(Stored data)
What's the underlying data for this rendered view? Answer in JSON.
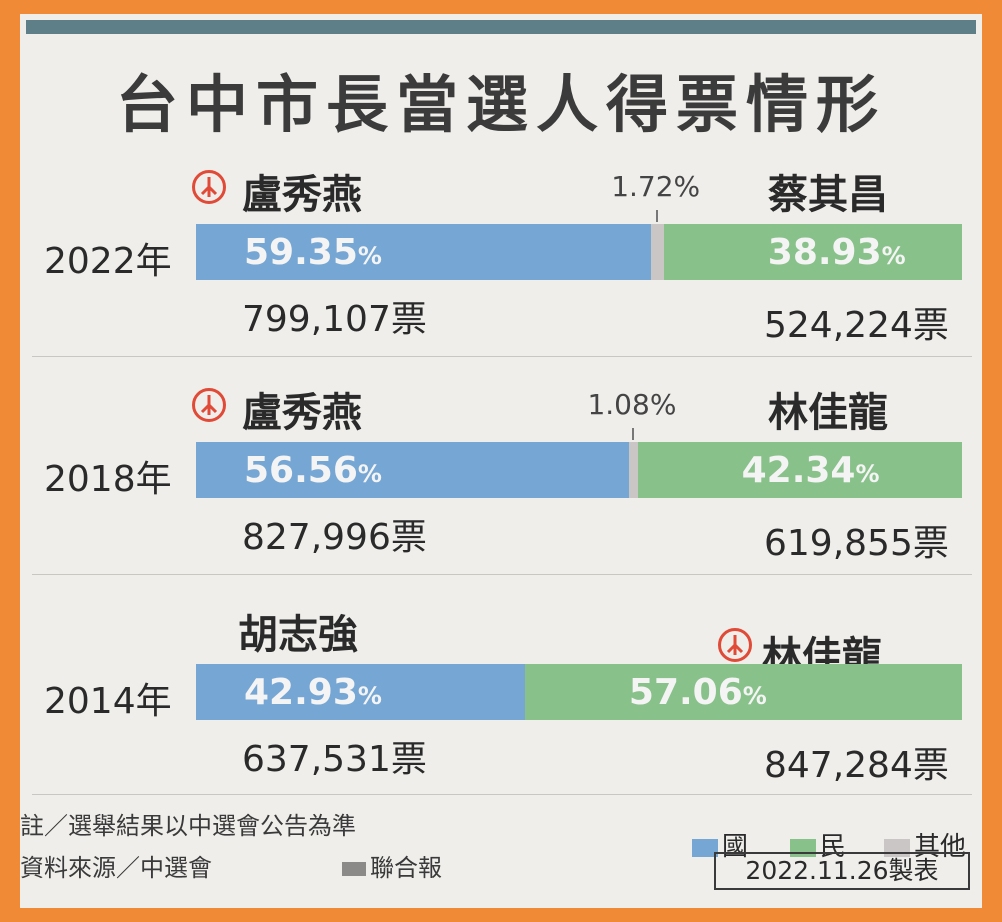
{
  "title": "台中市長當選人得票情形",
  "chart_data": {
    "type": "bar",
    "stacked": true,
    "orientation": "horizontal",
    "title": "台中市長當選人得票情形",
    "categories": [
      "2022年",
      "2018年",
      "2014年"
    ],
    "series": [
      {
        "name": "國",
        "values": [
          59.35,
          56.56,
          42.93
        ],
        "labels": [
          "59.35%",
          "56.56%",
          "42.93%"
        ],
        "color": "#76a7d4"
      },
      {
        "name": "其他",
        "values": [
          1.72,
          1.08,
          0.01
        ],
        "labels": [
          "1.72%",
          "1.08%",
          ""
        ],
        "color": "#cac6c5"
      },
      {
        "name": "民",
        "values": [
          38.93,
          42.34,
          57.06
        ],
        "labels": [
          "38.93%",
          "42.34%",
          "57.06%"
        ],
        "color": "#88c18a"
      }
    ],
    "xlim": [
      0,
      100
    ],
    "rows": [
      {
        "year": "2022年",
        "left_name": "盧秀燕",
        "right_name": "蔡其昌",
        "winner": "left",
        "left_votes": "799,107票",
        "right_votes": "524,224票",
        "left_pct": "59.35",
        "right_pct": "38.93",
        "other_pct": "1.72"
      },
      {
        "year": "2018年",
        "left_name": "盧秀燕",
        "right_name": "林佳龍",
        "winner": "left",
        "left_votes": "827,996票",
        "right_votes": "619,855票",
        "left_pct": "56.56",
        "right_pct": "42.34",
        "other_pct": "1.08"
      },
      {
        "year": "2014年",
        "left_name": "胡志強",
        "right_name": "林佳龍",
        "winner": "right",
        "left_votes": "637,531票",
        "right_votes": "847,284票",
        "left_pct": "42.93",
        "right_pct": "57.06",
        "other_pct": ""
      }
    ],
    "legend": [
      "國",
      "民",
      "其他"
    ],
    "legend_position": "bottom-right",
    "percent_sign": "%"
  },
  "notes": {
    "note": "註／選舉結果以中選會公告為準",
    "source": "資料來源／中選會",
    "publisher": "聯合報",
    "date": "2022.11.26製表"
  },
  "winner_icon": "vote-stamp-icon"
}
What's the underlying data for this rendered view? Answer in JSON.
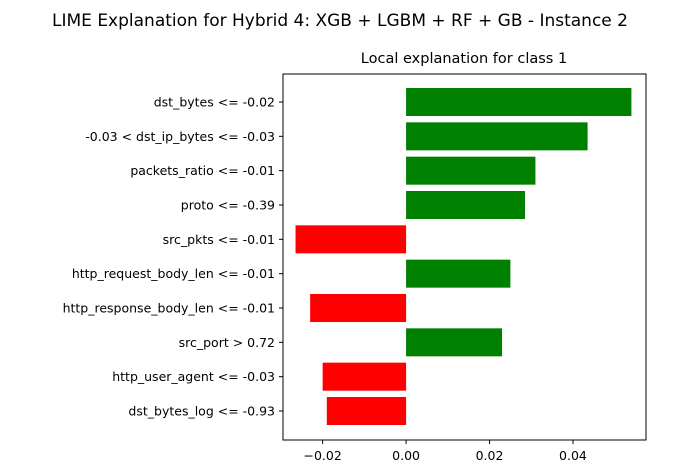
{
  "chart_data": {
    "type": "bar",
    "orientation": "horizontal",
    "suptitle": "LIME Explanation for Hybrid 4: XGB + LGBM + RF + GB - Instance 2",
    "title": "Local explanation for class 1",
    "xlabel": "",
    "ylabel": "",
    "categories": [
      "dst_bytes <= -0.02",
      "-0.03 < dst_ip_bytes <= -0.03",
      "packets_ratio <= -0.01",
      "proto <= -0.39",
      "src_pkts <= -0.01",
      "http_request_body_len <= -0.01",
      "http_response_body_len <= -0.01",
      "src_port > 0.72",
      "http_user_agent <= -0.03",
      "dst_bytes_log <= -0.93"
    ],
    "values": [
      0.054,
      0.0435,
      0.031,
      0.0285,
      -0.0265,
      0.025,
      -0.023,
      0.023,
      -0.02,
      -0.019
    ],
    "xlim": [
      -0.0295,
      0.0575
    ],
    "xticks": [
      -0.02,
      0.0,
      0.02,
      0.04
    ],
    "xtick_labels": [
      "−0.02",
      "0.00",
      "0.02",
      "0.04"
    ],
    "colors": {
      "positive": "#008000",
      "negative": "#ff0000"
    },
    "grid": false,
    "legend": "none"
  }
}
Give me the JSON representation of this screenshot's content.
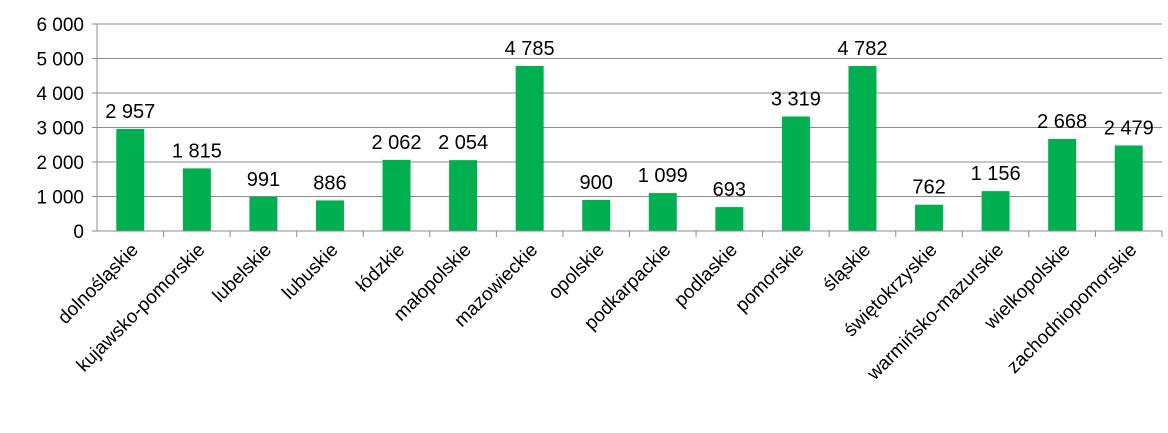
{
  "chart_data": {
    "type": "bar",
    "title": "",
    "xlabel": "",
    "ylabel": "",
    "ylim": [
      0,
      6000
    ],
    "yticks": [
      0,
      1000,
      2000,
      3000,
      4000,
      5000,
      6000
    ],
    "ytick_labels": [
      "0",
      "1 000",
      "2 000",
      "3 000",
      "4 000",
      "5 000",
      "6 000"
    ],
    "grid": true,
    "legend": "none",
    "bar_color": "#00b050",
    "categories": [
      "dolnośląskie",
      "kujawsko-pomorskie",
      "lubelskie",
      "lubuskie",
      "łódzkie",
      "małopolskie",
      "mazowieckie",
      "opolskie",
      "podkarpackie",
      "podlaskie",
      "pomorskie",
      "śląskie",
      "świętokrzyskie",
      "warmińsko-mazurskie",
      "wielkopolskie",
      "zachodniopomorskie"
    ],
    "values": [
      2957,
      1815,
      991,
      886,
      2062,
      2054,
      4785,
      900,
      1099,
      693,
      3319,
      4782,
      762,
      1156,
      2668,
      2479
    ],
    "value_labels": [
      "2 957",
      "1 815",
      "991",
      "886",
      "2 062",
      "2 054",
      "4 785",
      "900",
      "1 099",
      "693",
      "3 319",
      "4 782",
      "762",
      "1 156",
      "2 668",
      "2 479"
    ]
  }
}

**Stated exercise**
Leave out the pictures and output every record above precisely as given.

**Exercise response**
What's the underlying data for this rendered view? Answer in JSON.
{
  "title": "台中市長當選人得票情形",
  "chart_data": {
    "type": "bar",
    "stacked": true,
    "orientation": "horizontal",
    "title": "台中市長當選人得票情形",
    "categories": [
      "2022年",
      "2018年",
      "2014年"
    ],
    "series": [
      {
        "name": "國",
        "values": [
          59.35,
          56.56,
          42.93
        ],
        "labels": [
          "59.35%",
          "56.56%",
          "42.93%"
        ],
        "color": "#76a7d4"
      },
      {
        "name": "其他",
        "values": [
          1.72,
          1.08,
          0.01
        ],
        "labels": [
          "1.72%",
          "1.08%",
          ""
        ],
        "color": "#cac6c5"
      },
      {
        "name": "民",
        "values": [
          38.93,
          42.34,
          57.06
        ],
        "labels": [
          "38.93%",
          "42.34%",
          "57.06%"
        ],
        "color": "#88c18a"
      }
    ],
    "xlim": [
      0,
      100
    ],
    "rows": [
      {
        "year": "2022年",
        "left_name": "盧秀燕",
        "right_name": "蔡其昌",
        "winner": "left",
        "left_votes": "799,107票",
        "right_votes": "524,224票",
        "left_pct": "59.35",
        "right_pct": "38.93",
        "other_pct": "1.72"
      },
      {
        "year": "2018年",
        "left_name": "盧秀燕",
        "right_name": "林佳龍",
        "winner": "left",
        "left_votes": "827,996票",
        "right_votes": "619,855票",
        "left_pct": "56.56",
        "right_pct": "42.34",
        "other_pct": "1.08"
      },
      {
        "year": "2014年",
        "left_name": "胡志強",
        "right_name": "林佳龍",
        "winner": "right",
        "left_votes": "637,531票",
        "right_votes": "847,284票",
        "left_pct": "42.93",
        "right_pct": "57.06",
        "other_pct": ""
      }
    ],
    "legend": [
      "國",
      "民",
      "其他"
    ],
    "legend_position": "bottom-right",
    "percent_sign": "%"
  },
  "notes": {
    "note": "註／選舉結果以中選會公告為準",
    "source": "資料來源／中選會",
    "publisher": "聯合報",
    "date": "2022.11.26製表"
  },
  "winner_icon": "vote-stamp-icon"
}
What's the underlying data for this rendered view? Answer in JSON.
{
  "chart_data": {
    "type": "bar",
    "orientation": "horizontal",
    "suptitle": "LIME Explanation for Hybrid 4: XGB + LGBM + RF + GB - Instance 2",
    "title": "Local explanation for class 1",
    "xlabel": "",
    "ylabel": "",
    "categories": [
      "dst_bytes <= -0.02",
      "-0.03 < dst_ip_bytes <= -0.03",
      "packets_ratio <= -0.01",
      "proto <= -0.39",
      "src_pkts <= -0.01",
      "http_request_body_len <= -0.01",
      "http_response_body_len <= -0.01",
      "src_port > 0.72",
      "http_user_agent <= -0.03",
      "dst_bytes_log <= -0.93"
    ],
    "values": [
      0.054,
      0.0435,
      0.031,
      0.0285,
      -0.0265,
      0.025,
      -0.023,
      0.023,
      -0.02,
      -0.019
    ],
    "xlim": [
      -0.0295,
      0.0575
    ],
    "xticks": [
      -0.02,
      0.0,
      0.02,
      0.04
    ],
    "xtick_labels": [
      "−0.02",
      "0.00",
      "0.02",
      "0.04"
    ],
    "colors": {
      "positive": "#008000",
      "negative": "#ff0000"
    },
    "grid": false,
    "legend": "none"
  }
}
Give me the JSON representation of this screenshot's content.
{
  "chart_data": {
    "type": "bar",
    "title": "",
    "xlabel": "",
    "ylabel": "",
    "ylim": [
      0,
      6000
    ],
    "yticks": [
      0,
      1000,
      2000,
      3000,
      4000,
      5000,
      6000
    ],
    "ytick_labels": [
      "0",
      "1 000",
      "2 000",
      "3 000",
      "4 000",
      "5 000",
      "6 000"
    ],
    "grid": true,
    "legend": "none",
    "bar_color": "#00b050",
    "categories": [
      "dolnośląskie",
      "kujawsko-pomorskie",
      "lubelskie",
      "lubuskie",
      "łódzkie",
      "małopolskie",
      "mazowieckie",
      "opolskie",
      "podkarpackie",
      "podlaskie",
      "pomorskie",
      "śląskie",
      "świętokrzyskie",
      "warmińsko-mazurskie",
      "wielkopolskie",
      "zachodniopomorskie"
    ],
    "values": [
      2957,
      1815,
      991,
      886,
      2062,
      2054,
      4785,
      900,
      1099,
      693,
      3319,
      4782,
      762,
      1156,
      2668,
      2479
    ],
    "value_labels": [
      "2 957",
      "1 815",
      "991",
      "886",
      "2 062",
      "2 054",
      "4 785",
      "900",
      "1 099",
      "693",
      "3 319",
      "4 782",
      "762",
      "1 156",
      "2 668",
      "2 479"
    ]
  }
}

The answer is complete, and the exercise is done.